= Data =
────────────────
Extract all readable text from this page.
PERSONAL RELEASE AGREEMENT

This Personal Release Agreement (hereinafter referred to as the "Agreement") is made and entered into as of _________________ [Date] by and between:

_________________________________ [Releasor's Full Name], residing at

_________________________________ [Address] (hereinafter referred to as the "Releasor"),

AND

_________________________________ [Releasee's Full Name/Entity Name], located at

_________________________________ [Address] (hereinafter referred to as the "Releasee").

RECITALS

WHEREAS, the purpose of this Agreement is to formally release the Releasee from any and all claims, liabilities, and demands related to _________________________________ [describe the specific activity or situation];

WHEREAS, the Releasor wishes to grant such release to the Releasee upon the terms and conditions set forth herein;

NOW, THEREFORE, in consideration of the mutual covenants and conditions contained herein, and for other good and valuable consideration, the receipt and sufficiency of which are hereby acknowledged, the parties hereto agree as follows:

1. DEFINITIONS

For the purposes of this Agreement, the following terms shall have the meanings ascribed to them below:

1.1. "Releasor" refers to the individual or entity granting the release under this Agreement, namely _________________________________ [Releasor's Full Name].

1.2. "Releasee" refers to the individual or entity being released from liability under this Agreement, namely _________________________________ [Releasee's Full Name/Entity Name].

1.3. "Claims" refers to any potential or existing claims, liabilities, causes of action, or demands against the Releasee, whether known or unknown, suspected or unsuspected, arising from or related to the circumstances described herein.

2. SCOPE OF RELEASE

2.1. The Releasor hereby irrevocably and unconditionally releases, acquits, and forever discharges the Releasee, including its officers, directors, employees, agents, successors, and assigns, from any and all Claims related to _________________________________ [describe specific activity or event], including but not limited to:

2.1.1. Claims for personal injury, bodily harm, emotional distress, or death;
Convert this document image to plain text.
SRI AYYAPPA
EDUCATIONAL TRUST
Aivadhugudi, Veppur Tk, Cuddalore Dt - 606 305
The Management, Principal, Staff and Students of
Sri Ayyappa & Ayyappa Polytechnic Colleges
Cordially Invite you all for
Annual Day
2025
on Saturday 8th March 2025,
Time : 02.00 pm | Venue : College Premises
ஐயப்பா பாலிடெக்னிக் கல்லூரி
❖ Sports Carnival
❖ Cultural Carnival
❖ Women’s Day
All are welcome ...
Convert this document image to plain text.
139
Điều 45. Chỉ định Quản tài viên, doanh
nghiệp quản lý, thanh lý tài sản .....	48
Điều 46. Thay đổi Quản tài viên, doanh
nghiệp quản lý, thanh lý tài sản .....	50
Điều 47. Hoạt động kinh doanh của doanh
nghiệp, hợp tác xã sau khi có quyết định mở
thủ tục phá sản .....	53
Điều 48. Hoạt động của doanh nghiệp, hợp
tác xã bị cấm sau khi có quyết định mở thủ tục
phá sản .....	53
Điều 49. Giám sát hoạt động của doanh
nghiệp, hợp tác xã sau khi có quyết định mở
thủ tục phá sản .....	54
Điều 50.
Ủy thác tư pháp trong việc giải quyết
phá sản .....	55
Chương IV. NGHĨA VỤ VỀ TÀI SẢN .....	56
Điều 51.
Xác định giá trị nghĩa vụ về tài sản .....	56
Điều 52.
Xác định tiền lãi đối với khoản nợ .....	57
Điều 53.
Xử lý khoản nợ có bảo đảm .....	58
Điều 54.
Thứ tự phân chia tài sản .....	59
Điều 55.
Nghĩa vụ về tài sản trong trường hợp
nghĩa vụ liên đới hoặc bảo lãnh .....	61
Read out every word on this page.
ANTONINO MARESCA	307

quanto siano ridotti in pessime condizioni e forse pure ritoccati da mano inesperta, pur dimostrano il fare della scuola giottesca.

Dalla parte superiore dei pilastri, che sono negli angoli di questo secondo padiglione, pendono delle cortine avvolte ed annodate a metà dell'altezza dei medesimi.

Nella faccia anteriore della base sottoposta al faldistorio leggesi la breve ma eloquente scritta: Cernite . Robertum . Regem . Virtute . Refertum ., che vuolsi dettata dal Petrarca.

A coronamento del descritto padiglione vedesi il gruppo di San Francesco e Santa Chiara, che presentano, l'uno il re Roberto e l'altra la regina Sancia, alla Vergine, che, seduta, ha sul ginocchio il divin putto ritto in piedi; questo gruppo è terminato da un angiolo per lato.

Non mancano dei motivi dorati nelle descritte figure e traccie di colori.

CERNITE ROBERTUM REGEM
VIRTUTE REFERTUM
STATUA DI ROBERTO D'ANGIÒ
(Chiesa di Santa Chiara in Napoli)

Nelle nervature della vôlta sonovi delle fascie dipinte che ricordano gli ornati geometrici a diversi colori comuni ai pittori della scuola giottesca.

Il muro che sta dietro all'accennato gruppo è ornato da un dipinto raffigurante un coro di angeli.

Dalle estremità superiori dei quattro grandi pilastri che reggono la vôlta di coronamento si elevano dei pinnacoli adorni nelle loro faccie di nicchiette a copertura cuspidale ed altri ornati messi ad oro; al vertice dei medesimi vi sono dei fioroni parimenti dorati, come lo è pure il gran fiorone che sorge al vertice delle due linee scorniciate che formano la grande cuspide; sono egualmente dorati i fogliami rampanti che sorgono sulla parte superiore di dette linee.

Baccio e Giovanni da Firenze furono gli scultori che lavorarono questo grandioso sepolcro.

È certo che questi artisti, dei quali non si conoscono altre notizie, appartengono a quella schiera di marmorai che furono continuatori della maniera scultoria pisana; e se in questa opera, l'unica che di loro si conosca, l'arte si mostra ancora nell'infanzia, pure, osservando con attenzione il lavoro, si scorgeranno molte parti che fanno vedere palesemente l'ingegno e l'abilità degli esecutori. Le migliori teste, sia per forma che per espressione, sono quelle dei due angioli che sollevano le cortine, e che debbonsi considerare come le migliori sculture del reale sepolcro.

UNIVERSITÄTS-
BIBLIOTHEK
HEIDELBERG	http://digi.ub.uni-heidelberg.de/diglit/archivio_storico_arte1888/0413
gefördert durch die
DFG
────────────────
= Set task =
Copy every record exactly as presented.

= Full response =
Extract all readable text from this page.
PERSONAL RELEASE AGREEMENT

This Personal Release Agreement (hereinafter referred to as the "Agreement") is made and entered into as of _________________ [Date] by and between:

_________________________________ [Releasor's Full Name], residing at

_________________________________ [Address] (hereinafter referred to as the "Releasor"),

AND

_________________________________ [Releasee's Full Name/Entity Name], located at

_________________________________ [Address] (hereinafter referred to as the "Releasee").

RECITALS

WHEREAS, the purpose of this Agreement is to formally release the Releasee from any and all claims, liabilities, and demands related to _________________________________ [describe the specific activity or situation];

WHEREAS, the Releasor wishes to grant such release to the Releasee upon the terms and conditions set forth herein;

NOW, THEREFORE, in consideration of the mutual covenants and conditions contained herein, and for other good and valuable consideration, the receipt and sufficiency of which are hereby acknowledged, the parties hereto agree as follows:

1. DEFINITIONS

For the purposes of this Agreement, the following terms shall have the meanings ascribed to them below:

1.1. "Releasor" refers to the individual or entity granting the release under this Agreement, namely _________________________________ [Releasor's Full Name].

1.2. "Releasee" refers to the individual or entity being released from liability under this Agreement, namely _________________________________ [Releasee's Full Name/Entity Name].

1.3. "Claims" refers to any potential or existing claims, liabilities, causes of action, or demands against the Releasee, whether known or unknown, suspected or unsuspected, arising from or related to the circumstances described herein.

2. SCOPE OF RELEASE

2.1. The Releasor hereby irrevocably and unconditionally releases, acquits, and forever discharges the Releasee, including its officers, directors, employees, agents, successors, and assigns, from any and all Claims related to _________________________________ [describe specific activity or event], including but not limited to:

2.1.1. Claims for personal injury, bodily harm, emotional distress, or death;
Convert this document image to plain text.
SRI AYYAPPA
EDUCATIONAL TRUST
Aivadhugudi, Veppur Tk, Cuddalore Dt - 606 305
The Management, Principal, Staff and Students of
Sri Ayyappa & Ayyappa Polytechnic Colleges
Cordially Invite you all for
Annual Day
2025
on Saturday 8th March 2025,
Time : 02.00 pm | Venue : College Premises
ஐயப்பா பாலிடெக்னிக் கல்லூரி
❖ Sports Carnival
❖ Cultural Carnival
❖ Women’s Day
All are welcome ...
Convert this document image to plain text.
139
Điều 45. Chỉ định Quản tài viên, doanh
nghiệp quản lý, thanh lý tài sản .....	48
Điều 46. Thay đổi Quản tài viên, doanh
nghiệp quản lý, thanh lý tài sản .....	50
Điều 47. Hoạt động kinh doanh của doanh
nghiệp, hợp tác xã sau khi có quyết định mở
thủ tục phá sản .....	53
Điều 48. Hoạt động của doanh nghiệp, hợp
tác xã bị cấm sau khi có quyết định mở thủ tục
phá sản .....	53
Điều 49. Giám sát hoạt động của doanh
nghiệp, hợp tác xã sau khi có quyết định mở
thủ tục phá sản .....	54
Điều 50.
Ủy thác tư pháp trong việc giải quyết
phá sản .....	55
Chương IV. NGHĨA VỤ VỀ TÀI SẢN .....	56
Điều 51.
Xác định giá trị nghĩa vụ về tài sản .....	56
Điều 52.
Xác định tiền lãi đối với khoản nợ .....	57
Điều 53.
Xử lý khoản nợ có bảo đảm .....	58
Điều 54.
Thứ tự phân chia tài sản .....	59
Điều 55.
Nghĩa vụ về tài sản trong trường hợp
nghĩa vụ liên đới hoặc bảo lãnh .....	61
Read out every word on this page.
ANTONINO MARESCA	307

quanto siano ridotti in pessime condizioni e forse pure ritoccati da mano inesperta, pur dimostrano il fare della scuola giottesca.

Dalla parte superiore dei pilastri, che sono negli angoli di questo secondo padiglione, pendono delle cortine avvolte ed annodate a metà dell'altezza dei medesimi.

Nella faccia anteriore della base sottoposta al faldistorio leggesi la breve ma eloquente scritta: Cernite . Robertum . Regem . Virtute . Refertum ., che vuolsi dettata dal Petrarca.

A coronamento del descritto padiglione vedesi il gruppo di San Francesco e Santa Chiara, che presentano, l'uno il re Roberto e l'altra la regina Sancia, alla Vergine, che, seduta, ha sul ginocchio il divin putto ritto in piedi; questo gruppo è terminato da un angiolo per lato.

Non mancano dei motivi dorati nelle descritte figure e traccie di colori.

CERNITE ROBERTUM REGEM
VIRTUTE REFERTUM
STATUA DI ROBERTO D'ANGIÒ
(Chiesa di Santa Chiara in Napoli)

Nelle nervature della vôlta sonovi delle fascie dipinte che ricordano gli ornati geometrici a diversi colori comuni ai pittori della scuola giottesca.

Il muro che sta dietro all'accennato gruppo è ornato da un dipinto raffigurante un coro di angeli.

Dalle estremità superiori dei quattro grandi pilastri che reggono la vôlta di coronamento si elevano dei pinnacoli adorni nelle loro faccie di nicchiette a copertura cuspidale ed altri ornati messi ad oro; al vertice dei medesimi vi sono dei fioroni parimenti dorati, come lo è pure il gran fiorone che sorge al vertice delle due linee scorniciate che formano la grande cuspide; sono egualmente dorati i fogliami rampanti che sorgono sulla parte superiore di dette linee.

Baccio e Giovanni da Firenze furono gli scultori che lavorarono questo grandioso sepolcro.

È certo che questi artisti, dei quali non si conoscono altre notizie, appartengono a quella schiera di marmorai che furono continuatori della maniera scultoria pisana; e se in questa opera, l'unica che di loro si conosca, l'arte si mostra ancora nell'infanzia, pure, osservando con attenzione il lavoro, si scorgeranno molte parti che fanno vedere palesemente l'ingegno e l'abilità degli esecutori. Le migliori teste, sia per forma che per espressione, sono quelle dei due angioli che sollevano le cortine, e che debbonsi considerare come le migliori sculture del reale sepolcro.

UNIVERSITÄTS-
BIBLIOTHEK
HEIDELBERG	http://digi.ub.uni-heidelberg.de/diglit/archivio_storico_arte1888/0413
gefördert durch die
DFG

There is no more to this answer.